### GIVEN TASK
Find every line of the listing below where "comment" appears, and copy it.

### DATA LISTING
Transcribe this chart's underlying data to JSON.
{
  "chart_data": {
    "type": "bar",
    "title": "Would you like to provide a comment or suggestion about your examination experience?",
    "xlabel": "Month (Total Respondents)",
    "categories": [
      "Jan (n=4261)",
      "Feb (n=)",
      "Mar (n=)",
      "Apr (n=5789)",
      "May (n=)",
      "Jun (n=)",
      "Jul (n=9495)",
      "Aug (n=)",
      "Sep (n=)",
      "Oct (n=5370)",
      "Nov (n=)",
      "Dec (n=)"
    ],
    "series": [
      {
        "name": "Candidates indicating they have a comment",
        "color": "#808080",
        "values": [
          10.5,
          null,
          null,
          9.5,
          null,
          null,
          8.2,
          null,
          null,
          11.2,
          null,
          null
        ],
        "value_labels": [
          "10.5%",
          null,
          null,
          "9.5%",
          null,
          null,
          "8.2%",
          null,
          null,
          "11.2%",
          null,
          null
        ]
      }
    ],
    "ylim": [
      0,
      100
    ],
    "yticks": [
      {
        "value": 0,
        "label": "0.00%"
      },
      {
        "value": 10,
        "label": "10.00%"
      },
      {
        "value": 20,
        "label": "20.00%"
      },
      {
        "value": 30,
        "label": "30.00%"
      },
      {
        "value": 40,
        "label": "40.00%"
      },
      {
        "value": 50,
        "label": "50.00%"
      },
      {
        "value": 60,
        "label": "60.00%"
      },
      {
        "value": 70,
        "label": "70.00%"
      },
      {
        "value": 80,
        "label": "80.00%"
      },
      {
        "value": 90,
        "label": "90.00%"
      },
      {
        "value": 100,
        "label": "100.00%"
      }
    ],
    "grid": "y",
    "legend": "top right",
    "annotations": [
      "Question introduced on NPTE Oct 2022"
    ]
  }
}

### IN RESPONSE
    "title": "Would you like to provide a comment or suggestion about your examination experience?",
        "name": "Candidates indicating they have a comment",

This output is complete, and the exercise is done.